Start The data

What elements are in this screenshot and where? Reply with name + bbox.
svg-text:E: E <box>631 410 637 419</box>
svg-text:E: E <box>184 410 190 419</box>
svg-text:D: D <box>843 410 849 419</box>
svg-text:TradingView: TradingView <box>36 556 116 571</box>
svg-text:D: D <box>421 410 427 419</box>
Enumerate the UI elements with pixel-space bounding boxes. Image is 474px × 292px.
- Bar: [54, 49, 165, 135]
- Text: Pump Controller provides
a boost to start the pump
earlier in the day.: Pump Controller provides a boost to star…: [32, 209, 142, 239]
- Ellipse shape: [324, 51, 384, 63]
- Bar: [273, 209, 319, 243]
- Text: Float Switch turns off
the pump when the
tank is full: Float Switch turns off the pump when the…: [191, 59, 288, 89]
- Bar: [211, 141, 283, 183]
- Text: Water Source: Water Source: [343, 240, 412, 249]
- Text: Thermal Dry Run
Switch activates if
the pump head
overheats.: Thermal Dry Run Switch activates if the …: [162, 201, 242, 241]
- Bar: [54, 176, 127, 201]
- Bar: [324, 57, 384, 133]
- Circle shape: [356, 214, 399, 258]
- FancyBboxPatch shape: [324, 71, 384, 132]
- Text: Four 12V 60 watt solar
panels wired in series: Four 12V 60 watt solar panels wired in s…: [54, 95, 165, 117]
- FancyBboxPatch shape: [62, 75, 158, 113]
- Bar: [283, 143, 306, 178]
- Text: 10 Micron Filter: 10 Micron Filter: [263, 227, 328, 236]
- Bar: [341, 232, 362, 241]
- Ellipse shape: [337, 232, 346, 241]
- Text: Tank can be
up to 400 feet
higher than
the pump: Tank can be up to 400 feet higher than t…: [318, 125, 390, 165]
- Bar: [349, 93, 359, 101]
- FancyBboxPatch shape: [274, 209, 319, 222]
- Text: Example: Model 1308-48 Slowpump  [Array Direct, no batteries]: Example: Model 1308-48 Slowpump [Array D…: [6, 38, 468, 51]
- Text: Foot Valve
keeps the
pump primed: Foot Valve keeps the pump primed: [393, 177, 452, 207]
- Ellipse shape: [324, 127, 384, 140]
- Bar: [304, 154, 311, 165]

End The data

[Requirement]
Copy out the full listing line for line, keeping every character as it appears.

[Expected output]
What elements are in this screenshot and where? Reply with name + bbox.
svg-text:E: E <box>631 410 637 419</box>
svg-text:E: E <box>184 410 190 419</box>
svg-text:D: D <box>843 410 849 419</box>
svg-text:TradingView: TradingView <box>36 556 116 571</box>
svg-text:D: D <box>421 410 427 419</box>
Enumerate the UI elements with pixel-space bounding boxes. Image is 474px × 292px.
- Bar: [54, 49, 165, 135]
- Text: Pump Controller provides
a boost to start the pump
earlier in the day.: Pump Controller provides a boost to star…: [32, 209, 142, 239]
- Ellipse shape: [324, 51, 384, 63]
- Bar: [273, 209, 319, 243]
- Text: Float Switch turns off
the pump when the
tank is full: Float Switch turns off the pump when the…: [191, 59, 288, 89]
- Bar: [211, 141, 283, 183]
- Text: Water Source: Water Source: [343, 240, 412, 249]
- Text: Thermal Dry Run
Switch activates if
the pump head
overheats.: Thermal Dry Run Switch activates if the …: [162, 201, 242, 241]
- Bar: [54, 176, 127, 201]
- Bar: [324, 57, 384, 133]
- Circle shape: [356, 214, 399, 258]
- FancyBboxPatch shape: [324, 71, 384, 132]
- Text: Four 12V 60 watt solar
panels wired in series: Four 12V 60 watt solar panels wired in s…: [54, 95, 165, 117]
- FancyBboxPatch shape: [62, 75, 158, 113]
- Bar: [283, 143, 306, 178]
- Text: 10 Micron Filter: 10 Micron Filter: [263, 227, 328, 236]
- Bar: [341, 232, 362, 241]
- Ellipse shape: [337, 232, 346, 241]
- Text: Tank can be
up to 400 feet
higher than
the pump: Tank can be up to 400 feet higher than t…: [318, 125, 390, 165]
- Bar: [349, 93, 359, 101]
- FancyBboxPatch shape: [274, 209, 319, 222]
- Text: Example: Model 1308-48 Slowpump  [Array Direct, no batteries]: Example: Model 1308-48 Slowpump [Array D…: [6, 38, 468, 51]
- Text: Foot Valve
keeps the
pump primed: Foot Valve keeps the pump primed: [393, 177, 452, 207]
- Ellipse shape: [324, 127, 384, 140]
- Bar: [304, 154, 311, 165]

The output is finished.